>> Start

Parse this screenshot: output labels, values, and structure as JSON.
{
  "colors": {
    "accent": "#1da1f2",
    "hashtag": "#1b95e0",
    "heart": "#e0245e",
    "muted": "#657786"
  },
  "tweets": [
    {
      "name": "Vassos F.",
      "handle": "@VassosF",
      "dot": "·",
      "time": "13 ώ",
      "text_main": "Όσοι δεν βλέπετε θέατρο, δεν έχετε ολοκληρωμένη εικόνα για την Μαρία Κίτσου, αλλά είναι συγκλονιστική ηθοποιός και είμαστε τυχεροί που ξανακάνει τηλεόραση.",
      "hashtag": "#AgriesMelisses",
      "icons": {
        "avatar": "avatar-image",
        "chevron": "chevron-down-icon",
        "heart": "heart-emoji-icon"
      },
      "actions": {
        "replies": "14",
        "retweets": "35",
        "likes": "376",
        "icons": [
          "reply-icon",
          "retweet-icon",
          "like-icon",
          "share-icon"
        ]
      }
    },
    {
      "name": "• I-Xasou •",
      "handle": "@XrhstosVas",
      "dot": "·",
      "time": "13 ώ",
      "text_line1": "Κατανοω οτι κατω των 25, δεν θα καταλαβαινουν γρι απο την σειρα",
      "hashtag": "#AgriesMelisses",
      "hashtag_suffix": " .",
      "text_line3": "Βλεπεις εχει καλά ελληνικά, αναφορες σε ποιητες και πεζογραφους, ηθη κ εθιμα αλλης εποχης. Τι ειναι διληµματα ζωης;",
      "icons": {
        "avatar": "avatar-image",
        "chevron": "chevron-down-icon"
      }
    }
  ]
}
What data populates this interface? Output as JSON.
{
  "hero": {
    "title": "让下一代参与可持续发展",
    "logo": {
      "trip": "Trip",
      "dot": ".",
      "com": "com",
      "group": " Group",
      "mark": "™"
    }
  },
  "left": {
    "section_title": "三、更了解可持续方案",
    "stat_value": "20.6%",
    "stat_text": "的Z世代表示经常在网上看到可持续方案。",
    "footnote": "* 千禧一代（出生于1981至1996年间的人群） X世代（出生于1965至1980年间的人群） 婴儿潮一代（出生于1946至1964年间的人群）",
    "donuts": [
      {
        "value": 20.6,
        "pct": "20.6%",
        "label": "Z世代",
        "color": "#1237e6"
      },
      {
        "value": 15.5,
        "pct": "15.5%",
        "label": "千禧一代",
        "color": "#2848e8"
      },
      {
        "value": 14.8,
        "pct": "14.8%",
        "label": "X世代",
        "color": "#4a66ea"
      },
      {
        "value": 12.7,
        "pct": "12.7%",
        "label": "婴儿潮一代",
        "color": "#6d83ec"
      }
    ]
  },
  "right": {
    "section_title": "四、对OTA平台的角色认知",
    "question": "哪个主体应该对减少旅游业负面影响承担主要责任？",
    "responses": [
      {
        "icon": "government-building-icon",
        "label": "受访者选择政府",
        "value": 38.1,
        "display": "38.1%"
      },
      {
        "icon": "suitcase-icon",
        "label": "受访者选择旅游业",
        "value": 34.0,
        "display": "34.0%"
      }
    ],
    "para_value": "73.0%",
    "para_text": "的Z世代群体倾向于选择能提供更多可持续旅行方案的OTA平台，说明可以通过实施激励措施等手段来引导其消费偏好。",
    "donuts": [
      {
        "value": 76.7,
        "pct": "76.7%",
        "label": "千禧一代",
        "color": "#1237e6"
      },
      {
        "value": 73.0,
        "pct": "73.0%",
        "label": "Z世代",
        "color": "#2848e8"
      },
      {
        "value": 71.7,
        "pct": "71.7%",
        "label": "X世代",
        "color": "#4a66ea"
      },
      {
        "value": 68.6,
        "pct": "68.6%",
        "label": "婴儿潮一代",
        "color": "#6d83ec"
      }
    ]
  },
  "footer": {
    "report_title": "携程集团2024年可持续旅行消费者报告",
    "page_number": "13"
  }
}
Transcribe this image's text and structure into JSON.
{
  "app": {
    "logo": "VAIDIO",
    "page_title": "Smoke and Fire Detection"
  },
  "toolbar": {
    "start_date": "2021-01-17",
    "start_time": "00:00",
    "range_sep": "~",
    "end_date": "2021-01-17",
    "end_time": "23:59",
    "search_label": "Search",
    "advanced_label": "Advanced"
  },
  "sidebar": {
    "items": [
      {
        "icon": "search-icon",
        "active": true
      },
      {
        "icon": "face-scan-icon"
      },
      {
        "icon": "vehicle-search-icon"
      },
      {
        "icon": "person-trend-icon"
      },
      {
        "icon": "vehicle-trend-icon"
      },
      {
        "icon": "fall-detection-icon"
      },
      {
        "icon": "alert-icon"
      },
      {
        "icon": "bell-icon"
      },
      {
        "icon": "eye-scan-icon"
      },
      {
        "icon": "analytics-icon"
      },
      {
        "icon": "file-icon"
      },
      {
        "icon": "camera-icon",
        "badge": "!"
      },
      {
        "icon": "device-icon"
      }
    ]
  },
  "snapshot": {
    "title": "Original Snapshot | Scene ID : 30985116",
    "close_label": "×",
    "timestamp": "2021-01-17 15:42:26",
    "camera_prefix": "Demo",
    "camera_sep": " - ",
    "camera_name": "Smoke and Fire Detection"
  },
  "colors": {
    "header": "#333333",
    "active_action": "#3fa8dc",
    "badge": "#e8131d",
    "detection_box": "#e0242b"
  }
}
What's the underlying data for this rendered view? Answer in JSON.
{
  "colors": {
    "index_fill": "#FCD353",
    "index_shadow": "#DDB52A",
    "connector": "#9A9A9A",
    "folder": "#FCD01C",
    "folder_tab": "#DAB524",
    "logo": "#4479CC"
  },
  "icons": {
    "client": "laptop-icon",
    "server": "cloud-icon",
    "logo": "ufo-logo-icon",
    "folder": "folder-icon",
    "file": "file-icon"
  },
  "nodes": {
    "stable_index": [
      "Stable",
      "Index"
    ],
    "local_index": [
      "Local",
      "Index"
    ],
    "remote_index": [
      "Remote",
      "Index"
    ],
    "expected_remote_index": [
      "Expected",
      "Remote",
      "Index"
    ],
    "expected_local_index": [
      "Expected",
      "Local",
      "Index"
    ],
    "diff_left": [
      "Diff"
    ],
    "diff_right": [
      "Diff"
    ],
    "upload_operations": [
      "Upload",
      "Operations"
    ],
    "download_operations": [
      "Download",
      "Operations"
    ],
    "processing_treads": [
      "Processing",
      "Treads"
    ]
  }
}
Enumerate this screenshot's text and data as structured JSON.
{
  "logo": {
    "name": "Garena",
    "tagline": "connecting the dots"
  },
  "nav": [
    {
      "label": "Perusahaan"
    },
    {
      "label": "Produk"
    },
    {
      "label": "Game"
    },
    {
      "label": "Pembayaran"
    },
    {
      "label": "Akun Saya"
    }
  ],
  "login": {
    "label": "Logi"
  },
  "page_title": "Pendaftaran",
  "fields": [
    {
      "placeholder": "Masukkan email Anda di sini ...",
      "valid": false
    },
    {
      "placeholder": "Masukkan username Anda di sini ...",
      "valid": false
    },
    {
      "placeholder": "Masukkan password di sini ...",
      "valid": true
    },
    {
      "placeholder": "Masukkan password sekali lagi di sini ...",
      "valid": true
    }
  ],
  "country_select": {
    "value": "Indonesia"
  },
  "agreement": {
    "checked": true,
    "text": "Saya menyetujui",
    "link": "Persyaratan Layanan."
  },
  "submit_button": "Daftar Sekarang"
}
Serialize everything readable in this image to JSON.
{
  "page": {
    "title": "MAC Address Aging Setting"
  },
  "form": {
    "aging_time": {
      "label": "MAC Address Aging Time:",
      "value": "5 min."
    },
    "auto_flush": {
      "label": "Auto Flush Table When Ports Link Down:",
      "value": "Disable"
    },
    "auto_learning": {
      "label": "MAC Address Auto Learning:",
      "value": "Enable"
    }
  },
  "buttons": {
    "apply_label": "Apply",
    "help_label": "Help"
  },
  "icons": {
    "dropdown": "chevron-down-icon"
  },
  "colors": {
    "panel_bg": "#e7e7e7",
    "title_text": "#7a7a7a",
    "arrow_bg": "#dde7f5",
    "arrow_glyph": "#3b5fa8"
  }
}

>> End

- **Instruction**
Where a line above contains the string "Smoke", copy that line.

- **Response below**
    "page_title": "Smoke and Fire Detection"
    "camera_name": "Smoke and Fire Detection"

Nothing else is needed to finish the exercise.